→ **Challenge**
Check each line of the records below and collect those holding "teljesül".
** start of Dataset **
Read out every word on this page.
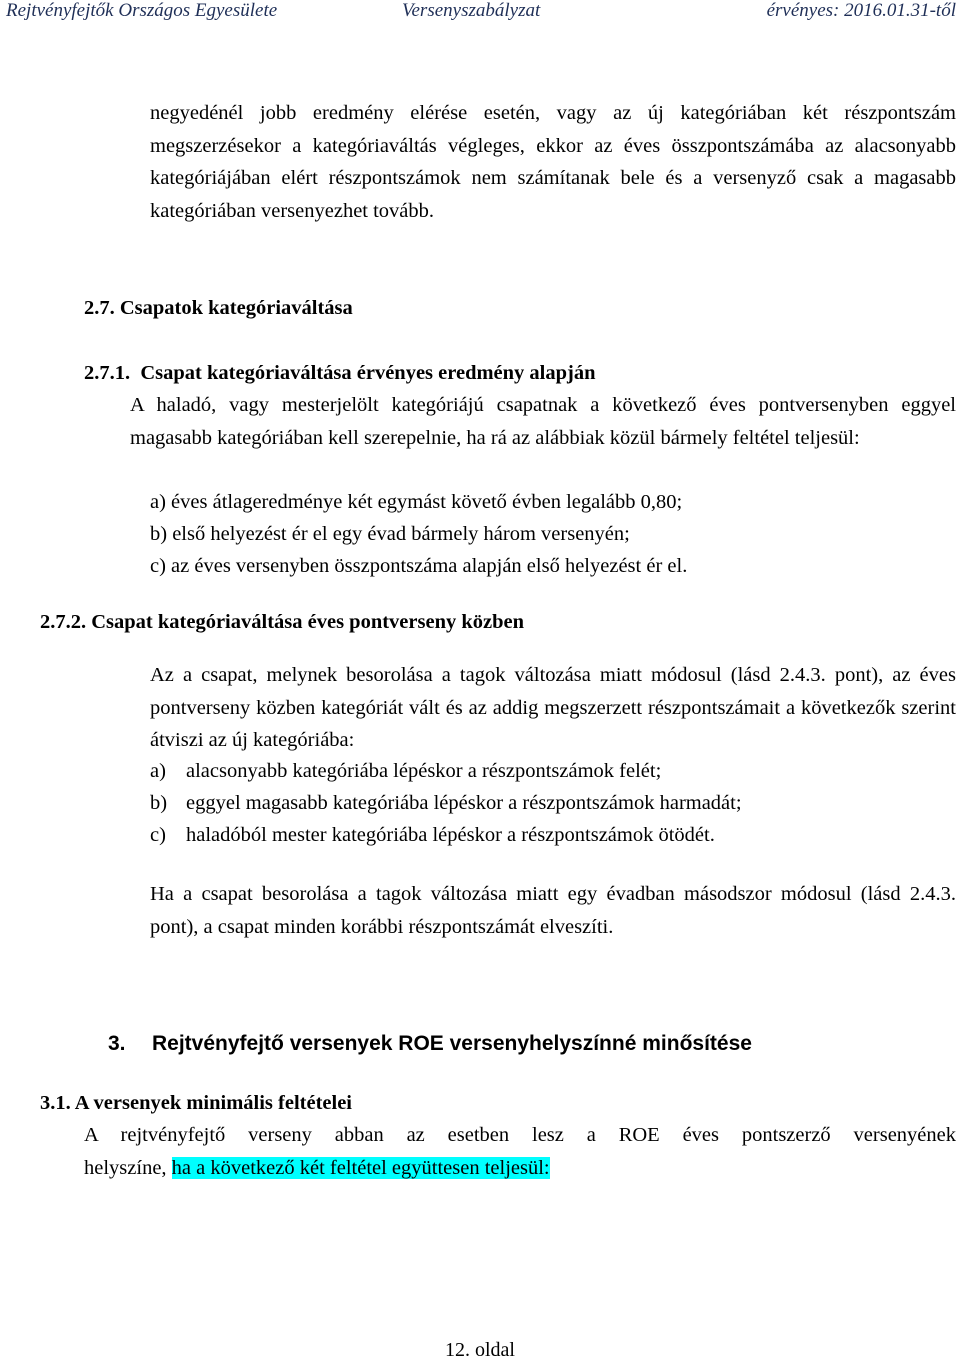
Rejtvényfejtők Országos Egyesülete	Versenyszabályzat	érvényes: 2016.01.31-től
negyedénél jobb eredmény elérése esetén, vagy az új kategóriában két részpontszám megszerzésekor a kategóriaváltás végleges, ekkor az éves összpontszámába az alacsonyabb kategóriájában elért részpontszámok nem számítanak bele és a versenyző csak a magasabb kategóriában versenyezhet tovább.
2.7. Csapatok kategóriaváltása
2.7.1.  Csapat kategóriaváltása érvényes eredmény alapján
A haladó, vagy mesterjelölt kategóriájú csapatnak a következő éves pontversenyben eggyel magasabb kategóriában kell szerepelnie, ha rá az alábbiak közül bármely feltétel teljesül:
a) éves átlageredménye két egymást követő évben legalább 0,80;
b) első helyezést ér el egy évad bármely három versenyén;
c) az éves versenyben összpontszáma alapján első helyezést ér el.
2.7.2. Csapat kategóriaváltása éves pontverseny közben
Az a csapat, melynek besorolása a tagok változása miatt módosul (lásd 2.4.3. pont), az éves pontverseny közben kategóriát vált és az addig megszerzett részpontszámait a következők szerint átviszi az új kategóriába:
a) alacsonyabb kategóriába lépéskor a részpontszámok felét;
b) eggyel magasabb kategóriába lépéskor a részpontszámok harmadát;
c) haladóból mester kategóriába lépéskor a részpontszámok ötödét.
Ha a csapat besorolása a tagok változása miatt egy évadban másodszor módosul (lásd 2.4.3. pont), a csapat minden korábbi részpontszámát elveszíti.
3. Rejtvényfejtő versenyek ROE versenyhelyszínné minősítése
3.1. A versenyek minimális feltételei
A rejtvényfejtő verseny abban az esetben lesz a ROE éves pontszerző versenyének
helyszíne, ha a következő két feltétel együttesen teljesül:
12. oldal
** end of Dataset **
→ **Final result**
A haladó, vagy mesterjelölt kategóriájú csapatnak a következő éves pontversenyben eggyel magasabb kategóriában kell szerepelnie, ha rá az alábbiak közül bármely feltétel teljesül:
helyszíne, ha a következő két feltétel együttesen teljesül:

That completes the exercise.